Exercise task: Pick out the lines in the listing below that contain the word "model" and copy them.

Task inputs:
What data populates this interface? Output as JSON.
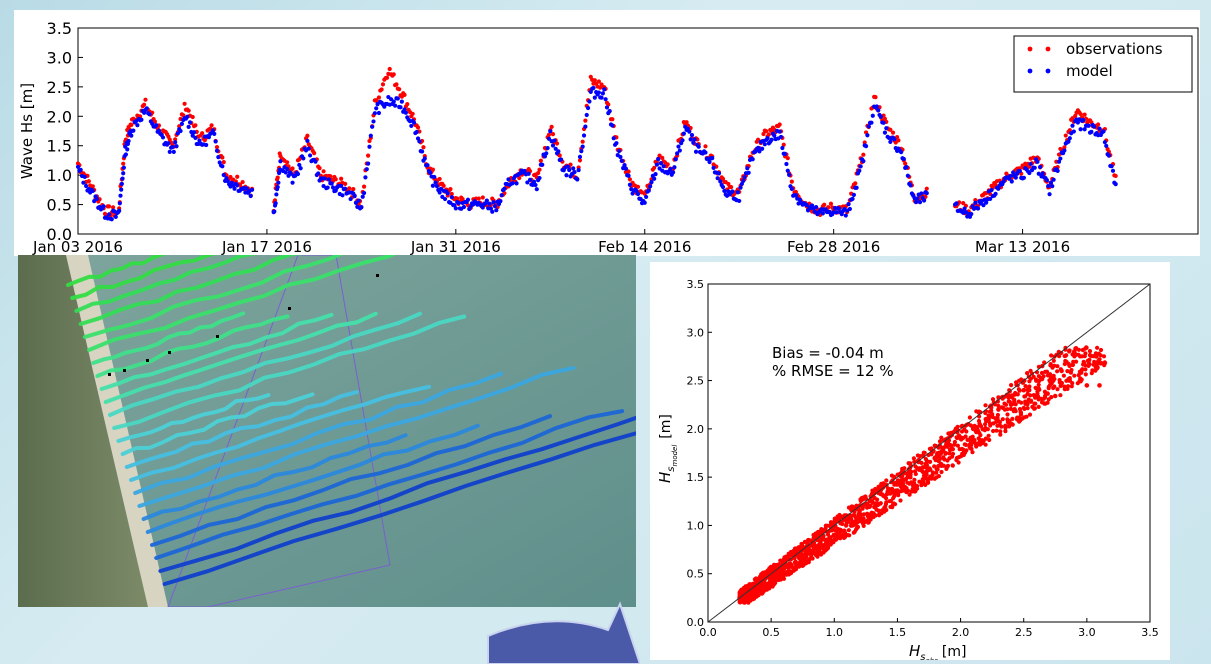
{
  "chart_data": [
    {
      "type": "scatter",
      "title": "",
      "xlabel": "",
      "ylabel": "Wave Hs [m]",
      "ylim": [
        0.0,
        3.5
      ],
      "y_ticks": [
        "0.0",
        "0.5",
        "1.0",
        "1.5",
        "2.0",
        "2.5",
        "3.0",
        "3.5"
      ],
      "x_ticks": [
        "Jan 03 2016",
        "Jan 17 2016",
        "Jan 31 2016",
        "Feb 14 2016",
        "Feb 28 2016",
        "Mar 13 2016"
      ],
      "x_tick_days": [
        2,
        16,
        30,
        44,
        58,
        72
      ],
      "xlim_days": [
        2,
        85
      ],
      "x_day_origin": "2016-01-01",
      "legend_position": "top-right",
      "grid": false,
      "series": [
        {
          "name": "observations",
          "color": "#ff0000",
          "points": [
            [
              2,
              1.2
            ],
            [
              3,
              0.8
            ],
            [
              4,
              0.4
            ],
            [
              5,
              0.35
            ],
            [
              5.5,
              1.6
            ],
            [
              6,
              1.9
            ],
            [
              7,
              2.2
            ],
            [
              8,
              1.8
            ],
            [
              9,
              1.5
            ],
            [
              10,
              2.2
            ],
            [
              11,
              1.6
            ],
            [
              12,
              1.8
            ],
            [
              13,
              1.0
            ],
            [
              14,
              0.9
            ],
            [
              15,
              0.7
            ],
            [
              16.5,
              0.4
            ],
            [
              17,
              1.4
            ],
            [
              18,
              1.0
            ],
            [
              19,
              1.6
            ],
            [
              20,
              1.0
            ],
            [
              21,
              0.9
            ],
            [
              22,
              0.8
            ],
            [
              23,
              0.5
            ],
            [
              24,
              2.2
            ],
            [
              25,
              2.8
            ],
            [
              26,
              2.4
            ],
            [
              27,
              1.9
            ],
            [
              28,
              1.1
            ],
            [
              29,
              0.8
            ],
            [
              30,
              0.6
            ],
            [
              31,
              0.5
            ],
            [
              32,
              0.55
            ],
            [
              33,
              0.5
            ],
            [
              34,
              0.9
            ],
            [
              35,
              1.1
            ],
            [
              36,
              0.9
            ],
            [
              37,
              1.8
            ],
            [
              38,
              1.2
            ],
            [
              39,
              1.0
            ],
            [
              40,
              2.6
            ],
            [
              41,
              2.5
            ],
            [
              42,
              1.5
            ],
            [
              43,
              0.9
            ],
            [
              44,
              0.6
            ],
            [
              45,
              1.3
            ],
            [
              46,
              1.1
            ],
            [
              47,
              1.9
            ],
            [
              48,
              1.5
            ],
            [
              49,
              1.3
            ],
            [
              50,
              0.8
            ],
            [
              51,
              0.7
            ],
            [
              52,
              1.4
            ],
            [
              53,
              1.7
            ],
            [
              54,
              1.8
            ],
            [
              55,
              0.8
            ],
            [
              56,
              0.5
            ],
            [
              57,
              0.4
            ],
            [
              58,
              0.45
            ],
            [
              59,
              0.4
            ],
            [
              60,
              1.2
            ],
            [
              61,
              2.3
            ],
            [
              62,
              1.8
            ],
            [
              63,
              1.5
            ],
            [
              64,
              0.6
            ],
            [
              65,
              0.7
            ],
            [
              67,
              0.5
            ],
            [
              68,
              0.4
            ],
            [
              69,
              0.6
            ],
            [
              70,
              0.8
            ],
            [
              71,
              1.0
            ],
            [
              72,
              1.1
            ],
            [
              73,
              1.3
            ],
            [
              74,
              0.8
            ],
            [
              75,
              1.5
            ],
            [
              76,
              2.1
            ],
            [
              77,
              1.9
            ],
            [
              78,
              1.8
            ],
            [
              79,
              0.8
            ]
          ]
        },
        {
          "name": "model",
          "color": "#0000ff",
          "points": [
            [
              2,
              1.1
            ],
            [
              3,
              0.7
            ],
            [
              4,
              0.35
            ],
            [
              5,
              0.3
            ],
            [
              5.5,
              1.4
            ],
            [
              6,
              1.8
            ],
            [
              7,
              2.1
            ],
            [
              8,
              1.7
            ],
            [
              9,
              1.4
            ],
            [
              10,
              2.0
            ],
            [
              11,
              1.5
            ],
            [
              12,
              1.7
            ],
            [
              13,
              0.9
            ],
            [
              14,
              0.8
            ],
            [
              15,
              0.7
            ],
            [
              16.5,
              0.35
            ],
            [
              17,
              1.2
            ],
            [
              18,
              0.9
            ],
            [
              19,
              1.5
            ],
            [
              20,
              0.9
            ],
            [
              21,
              0.8
            ],
            [
              22,
              0.7
            ],
            [
              23,
              0.45
            ],
            [
              24,
              2.1
            ],
            [
              25,
              2.25
            ],
            [
              26,
              2.2
            ],
            [
              27,
              1.8
            ],
            [
              28,
              1.0
            ],
            [
              29,
              0.7
            ],
            [
              30,
              0.5
            ],
            [
              31,
              0.5
            ],
            [
              32,
              0.5
            ],
            [
              33,
              0.45
            ],
            [
              34,
              0.9
            ],
            [
              35,
              1.0
            ],
            [
              36,
              0.85
            ],
            [
              37,
              1.7
            ],
            [
              38,
              1.1
            ],
            [
              39,
              1.0
            ],
            [
              40,
              2.4
            ],
            [
              41,
              2.4
            ],
            [
              42,
              1.4
            ],
            [
              43,
              0.8
            ],
            [
              44,
              0.5
            ],
            [
              45,
              1.2
            ],
            [
              46,
              1.0
            ],
            [
              47,
              1.8
            ],
            [
              48,
              1.4
            ],
            [
              49,
              1.2
            ],
            [
              50,
              0.7
            ],
            [
              51,
              0.65
            ],
            [
              52,
              1.3
            ],
            [
              53,
              1.6
            ],
            [
              54,
              1.7
            ],
            [
              55,
              0.7
            ],
            [
              56,
              0.45
            ],
            [
              57,
              0.35
            ],
            [
              58,
              0.4
            ],
            [
              59,
              0.35
            ],
            [
              60,
              1.1
            ],
            [
              61,
              2.2
            ],
            [
              62,
              1.7
            ],
            [
              63,
              1.4
            ],
            [
              64,
              0.55
            ],
            [
              65,
              0.65
            ],
            [
              67,
              0.45
            ],
            [
              68,
              0.35
            ],
            [
              69,
              0.55
            ],
            [
              70,
              0.75
            ],
            [
              71,
              0.95
            ],
            [
              72,
              1.0
            ],
            [
              73,
              1.2
            ],
            [
              74,
              0.75
            ],
            [
              75,
              1.4
            ],
            [
              76,
              1.9
            ],
            [
              77,
              1.8
            ],
            [
              78,
              1.7
            ],
            [
              79,
              0.7
            ]
          ]
        }
      ]
    },
    {
      "type": "scatter",
      "title": "",
      "xlabel": "H",
      "xlabel_sub": "s",
      "xlabel_subsub": "obs",
      "xlabel_unit": "[m]",
      "ylabel": "H",
      "ylabel_sub": "s",
      "ylabel_subsub": "model",
      "ylabel_unit": "[m]",
      "xlim": [
        0.0,
        3.5
      ],
      "ylim": [
        0.0,
        3.5
      ],
      "x_ticks": [
        "0.0",
        "0.5",
        "1.0",
        "1.5",
        "2.0",
        "2.5",
        "3.0",
        "3.5"
      ],
      "y_ticks": [
        "0.0",
        "0.5",
        "1.0",
        "1.5",
        "2.0",
        "2.5",
        "3.0",
        "3.5"
      ],
      "annotations": [
        "Bias = -0.04 m",
        "% RMSE = 12 %"
      ],
      "reference_line": "1:1",
      "series": [
        {
          "color": "#ff0000",
          "points": [
            [
              0.25,
              0.25
            ],
            [
              0.3,
              0.35
            ],
            [
              0.4,
              0.35
            ],
            [
              0.5,
              0.5
            ],
            [
              0.6,
              0.55
            ],
            [
              0.7,
              0.7
            ],
            [
              0.8,
              0.75
            ],
            [
              0.9,
              0.95
            ],
            [
              1.0,
              0.9
            ],
            [
              1.1,
              1.1
            ],
            [
              1.2,
              1.15
            ],
            [
              1.3,
              1.25
            ],
            [
              1.4,
              1.3
            ],
            [
              1.5,
              1.45
            ],
            [
              1.6,
              1.5
            ],
            [
              1.7,
              1.6
            ],
            [
              1.8,
              1.7
            ],
            [
              1.9,
              1.85
            ],
            [
              2.0,
              1.9
            ],
            [
              2.1,
              2.0
            ],
            [
              2.2,
              2.1
            ],
            [
              2.3,
              2.2
            ],
            [
              2.4,
              2.25
            ],
            [
              2.5,
              2.4
            ],
            [
              2.6,
              2.5
            ],
            [
              2.8,
              2.6
            ],
            [
              2.9,
              2.8
            ],
            [
              3.0,
              2.45
            ],
            [
              3.1,
              2.45
            ]
          ]
        }
      ]
    }
  ],
  "colors": {
    "observations": "#ff0000",
    "model": "#0000ff",
    "arrow": "#4a5aa8"
  }
}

The solution:
          "name": "model",
      "ylabel_subsub": "model",
    "model": "#0000ff",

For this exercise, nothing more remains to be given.